§ **Description of the task**
The full set of records must be set down verbatim.

Stored data
****************

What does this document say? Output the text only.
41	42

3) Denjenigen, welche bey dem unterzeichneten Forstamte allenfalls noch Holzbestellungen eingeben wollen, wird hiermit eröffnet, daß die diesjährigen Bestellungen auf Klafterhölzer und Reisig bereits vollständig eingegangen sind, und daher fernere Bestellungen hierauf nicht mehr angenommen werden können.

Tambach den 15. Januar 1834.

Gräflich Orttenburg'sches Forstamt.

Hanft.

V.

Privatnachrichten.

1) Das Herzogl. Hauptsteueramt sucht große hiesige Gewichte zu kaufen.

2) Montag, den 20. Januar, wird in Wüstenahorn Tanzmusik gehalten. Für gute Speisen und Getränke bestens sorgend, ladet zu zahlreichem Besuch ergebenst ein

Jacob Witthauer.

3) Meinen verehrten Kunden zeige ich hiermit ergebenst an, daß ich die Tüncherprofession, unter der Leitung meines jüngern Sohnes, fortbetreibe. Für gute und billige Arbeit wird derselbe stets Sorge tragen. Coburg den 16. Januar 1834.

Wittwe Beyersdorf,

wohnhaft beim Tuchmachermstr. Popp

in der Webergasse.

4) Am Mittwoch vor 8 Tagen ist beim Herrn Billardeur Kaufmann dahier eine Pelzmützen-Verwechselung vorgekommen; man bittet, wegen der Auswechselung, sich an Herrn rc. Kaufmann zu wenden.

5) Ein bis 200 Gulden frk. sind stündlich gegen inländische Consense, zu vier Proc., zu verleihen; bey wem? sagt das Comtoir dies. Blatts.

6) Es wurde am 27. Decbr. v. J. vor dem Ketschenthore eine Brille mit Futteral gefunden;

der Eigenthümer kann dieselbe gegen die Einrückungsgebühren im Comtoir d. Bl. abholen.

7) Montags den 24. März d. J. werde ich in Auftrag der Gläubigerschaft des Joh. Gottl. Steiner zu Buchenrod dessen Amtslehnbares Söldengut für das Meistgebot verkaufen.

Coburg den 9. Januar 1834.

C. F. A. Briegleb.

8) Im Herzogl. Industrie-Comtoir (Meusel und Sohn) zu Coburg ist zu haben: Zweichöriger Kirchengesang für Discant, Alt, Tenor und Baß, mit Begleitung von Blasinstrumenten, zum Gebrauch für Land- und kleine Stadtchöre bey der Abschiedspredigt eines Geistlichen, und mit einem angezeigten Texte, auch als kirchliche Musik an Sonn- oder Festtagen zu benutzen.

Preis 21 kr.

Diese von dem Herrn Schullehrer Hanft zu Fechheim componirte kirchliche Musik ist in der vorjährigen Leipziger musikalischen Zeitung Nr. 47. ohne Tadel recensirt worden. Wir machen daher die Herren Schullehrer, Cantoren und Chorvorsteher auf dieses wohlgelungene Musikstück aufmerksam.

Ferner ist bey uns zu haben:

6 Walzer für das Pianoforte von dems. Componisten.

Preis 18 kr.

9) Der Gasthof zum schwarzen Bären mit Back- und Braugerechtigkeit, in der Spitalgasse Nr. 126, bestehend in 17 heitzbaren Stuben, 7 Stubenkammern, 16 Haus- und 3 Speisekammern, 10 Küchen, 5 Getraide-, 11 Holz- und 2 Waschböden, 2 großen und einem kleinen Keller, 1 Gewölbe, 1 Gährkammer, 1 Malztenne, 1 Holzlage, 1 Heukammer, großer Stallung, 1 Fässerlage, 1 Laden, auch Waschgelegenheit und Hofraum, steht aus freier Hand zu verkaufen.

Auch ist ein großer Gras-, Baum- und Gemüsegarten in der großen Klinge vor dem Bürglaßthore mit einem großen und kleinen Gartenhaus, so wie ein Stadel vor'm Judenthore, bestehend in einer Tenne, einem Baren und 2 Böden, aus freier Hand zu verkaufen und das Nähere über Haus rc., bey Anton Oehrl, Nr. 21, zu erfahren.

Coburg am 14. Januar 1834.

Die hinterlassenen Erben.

****************

§ **Result of the task**
What does this document say? Output the text only.
41	42

3) Denjenigen, welche bey dem unterzeichneten Forstamte allenfalls noch Holzbestellungen eingeben wollen, wird hiermit eröffnet, daß die diesjährigen Bestellungen auf Klafterhölzer und Reisig bereits vollständig eingegangen sind, und daher fernere Bestellungen hierauf nicht mehr angenommen werden können.

Tambach den 15. Januar 1834.

Gräflich Orttenburg'sches Forstamt.

Hanft.

V.

Privatnachrichten.

1) Das Herzogl. Hauptsteueramt sucht große hiesige Gewichte zu kaufen.

2) Montag, den 20. Januar, wird in Wüstenahorn Tanzmusik gehalten. Für gute Speisen und Getränke bestens sorgend, ladet zu zahlreichem Besuch ergebenst ein

Jacob Witthauer.

3) Meinen verehrten Kunden zeige ich hiermit ergebenst an, daß ich die Tüncherprofession, unter der Leitung meines jüngern Sohnes, fortbetreibe. Für gute und billige Arbeit wird derselbe stets Sorge tragen. Coburg den 16. Januar 1834.

Wittwe Beyersdorf,

wohnhaft beim Tuchmachermstr. Popp

in der Webergasse.

4) Am Mittwoch vor 8 Tagen ist beim Herrn Billardeur Kaufmann dahier eine Pelzmützen-Verwechselung vorgekommen; man bittet, wegen der Auswechselung, sich an Herrn rc. Kaufmann zu wenden.

5) Ein bis 200 Gulden frk. sind stündlich gegen inländische Consense, zu vier Proc., zu verleihen; bey wem? sagt das Comtoir dies. Blatts.

6) Es wurde am 27. Decbr. v. J. vor dem Ketschenthore eine Brille mit Futteral gefunden;

der Eigenthümer kann dieselbe gegen die Einrückungsgebühren im Comtoir d. Bl. abholen.

7) Montags den 24. März d. J. werde ich in Auftrag der Gläubigerschaft des Joh. Gottl. Steiner zu Buchenrod dessen Amtslehnbares Söldengut für das Meistgebot verkaufen.

Coburg den 9. Januar 1834.

C. F. A. Briegleb.

8) Im Herzogl. Industrie-Comtoir (Meusel und Sohn) zu Coburg ist zu haben: Zweichöriger Kirchengesang für Discant, Alt, Tenor und Baß, mit Begleitung von Blasinstrumenten, zum Gebrauch für Land- und kleine Stadtchöre bey der Abschiedspredigt eines Geistlichen, und mit einem angezeigten Texte, auch als kirchliche Musik an Sonn- oder Festtagen zu benutzen.

Preis 21 kr.

Diese von dem Herrn Schullehrer Hanft zu Fechheim componirte kirchliche Musik ist in der vorjährigen Leipziger musikalischen Zeitung Nr. 47. ohne Tadel recensirt worden. Wir machen daher die Herren Schullehrer, Cantoren und Chorvorsteher auf dieses wohlgelungene Musikstück aufmerksam.

Ferner ist bey uns zu haben:

6 Walzer für das Pianoforte von dems. Componisten.

Preis 18 kr.

9) Der Gasthof zum schwarzen Bären mit Back- und Braugerechtigkeit, in der Spitalgasse Nr. 126, bestehend in 17 heitzbaren Stuben, 7 Stubenkammern, 16 Haus- und 3 Speisekammern, 10 Küchen, 5 Getraide-, 11 Holz- und 2 Waschböden, 2 großen und einem kleinen Keller, 1 Gewölbe, 1 Gährkammer, 1 Malztenne, 1 Holzlage, 1 Heukammer, großer Stallung, 1 Fässerlage, 1 Laden, auch Waschgelegenheit und Hofraum, steht aus freier Hand zu verkaufen.

Auch ist ein großer Gras-, Baum- und Gemüsegarten in der großen Klinge vor dem Bürglaßthore mit einem großen und kleinen Gartenhaus, so wie ein Stadel vor'm Judenthore, bestehend in einer Tenne, einem Baren und 2 Böden, aus freier Hand zu verkaufen und das Nähere über Haus rc., bey Anton Oehrl, Nr. 21, zu erfahren.

Coburg am 14. Januar 1834.

Die hinterlassenen Erben.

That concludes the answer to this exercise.